--- Start of EXERCISE DATA ---
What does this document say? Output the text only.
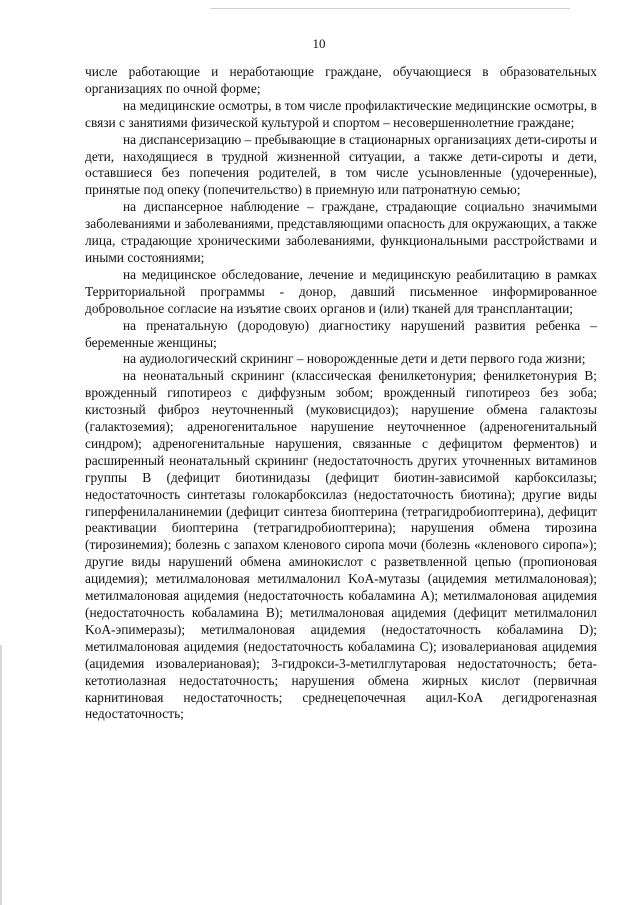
10

числе работающие и неработающие граждане, обучающиеся в образовательных организациях по очной форме;

на медицинские осмотры, в том числе профилактические медицинские осмотры, в связи с занятиями физической культурой и спортом – несовершеннолетние граждане;

на диспансеризацию – пребывающие в стационарных организациях дети-сироты и дети, находящиеся в трудной жизненной ситуации, а также дети-сироты и дети, оставшиеся без попечения родителей, в том числе усыновленные (удочеренные), принятые под опеку (попечительство) в приемную или патронатную семью;

на диспансерное наблюдение – граждане, страдающие социально значимыми заболеваниями и заболеваниями, представляющими опасность для окружающих, а также лица, страдающие хроническими заболеваниями, функциональными расстройствами и иными состояниями;

на медицинское обследование, лечение и медицинскую реабилитацию в рамках Территориальной программы - донор, давший письменное информированное добровольное согласие на изъятие своих органов и (или) тканей для трансплантации;

на пренатальную (дородовую) диагностику нарушений развития ребенка – беременные женщины;

на аудиологический скрининг – новорожденные дети и дети первого года жизни;

на неонатальный скрининг (классическая фенилкетонурия; фенилкетонурия B; врожденный гипотиреоз с диффузным зобом; врожденный гипотиреоз без зоба; кистозный фиброз неуточненный (муковисцидоз); нарушение обмена галактозы (галактоземия); адреногенитальное нарушение неуточненное (адреногенитальный синдром); адреногенитальные нарушения, связанные с дефицитом ферментов) и расширенный неонатальный скрининг (недостаточность других уточненных витаминов группы B (дефицит биотинидазы (дефицит биотин-зависимой карбоксилазы; недостаточность синтетазы голокарбоксилаз (недостаточность биотина); другие виды гиперфенилаланинемии (дефицит синтеза биоптерина (тетрагидробиоптерина), дефицит реактивации биоптерина (тетрагидробиоптерина); нарушения обмена тирозина (тирозинемия); болезнь с запахом кленового сиропа мочи (болезнь «кленового сиропа»); другие виды нарушений обмена аминокислот с разветвленной цепью (пропионовая ацидемия); метилмалоновая метилмалонил KoA-мутазы (ацидемия метилмалоновая); метилмалоновая ацидемия (недостаточность кобаламина A); метилмалоновая ацидемия (недостаточность кобаламина B); метилмалоновая ацидемия (дефицит метилмалонил KoA-эпимеразы); метилмалоновая ацидемия (недостаточность кобаламина D); метилмалоновая ацидемия (недостаточность кобаламина C); изовалериановая ацидемия (ацидемия изовалериановая); 3-гидрокси-3-метилглутаровая недостаточность; бета-кетотиолазная недостаточность; нарушения обмена жирных кислот (первичная карнитиновая недостаточность; среднецепочечная ацил-KoA дегидрогеназная недостаточность;
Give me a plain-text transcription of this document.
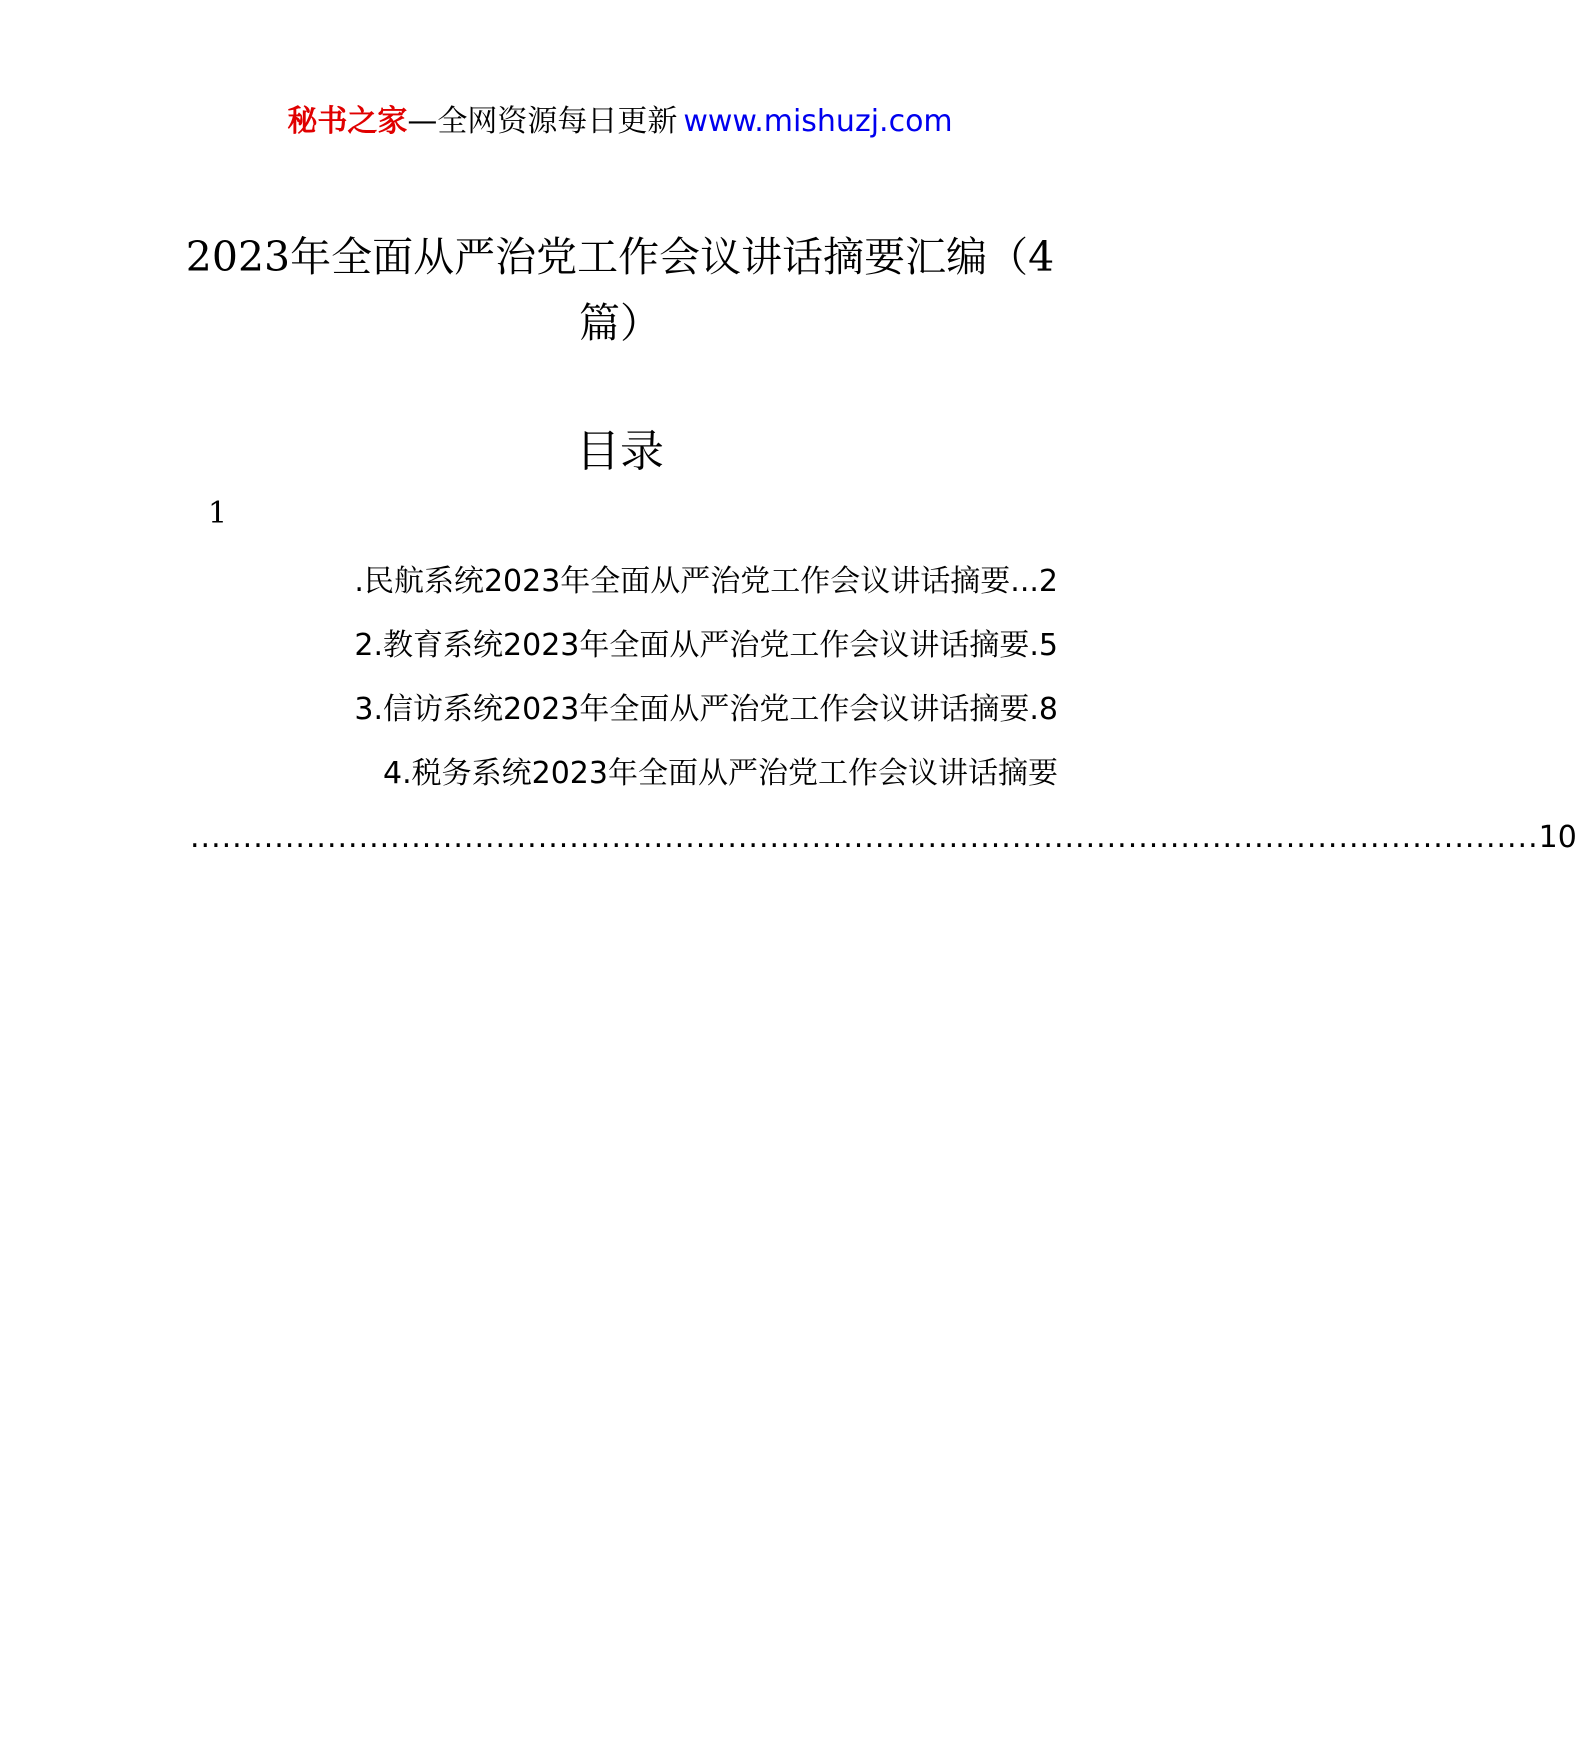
秘书之家—全网资源每日更新 www.mishuzj.com
2023年全面从严治党工作会议讲话摘要汇编（4篇）
目录
1
.民航系统2023年全面从严治党工作会议讲话摘要...2
2.教育系统2023年全面从严治党工作会议讲话摘要.5
3.信访系统2023年全面从严治党工作会议讲话摘要.8
4.税务系统2023年全面从严治党工作会议讲话摘要
................................................................................................................................ 10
--- End of EXERCISE DATA ---
## WRITTEN REQUEST
Extract only the lines from the line containing "Give me a plain-text" through the final line of the listing above, unchanged; pictures stay out of the copy.

## OUTPUT
Give me a plain-text transcription of this document.
秘书之家—全网资源每日更新 www.mishuzj.com
2023年全面从严治党工作会议讲话摘要汇编（4篇）
目录
1
.民航系统2023年全面从严治党工作会议讲话摘要...2
2.教育系统2023年全面从严治党工作会议讲话摘要.5
3.信访系统2023年全面从严治党工作会议讲话摘要.8
4.税务系统2023年全面从严治党工作会议讲话摘要
................................................................................................................................ 10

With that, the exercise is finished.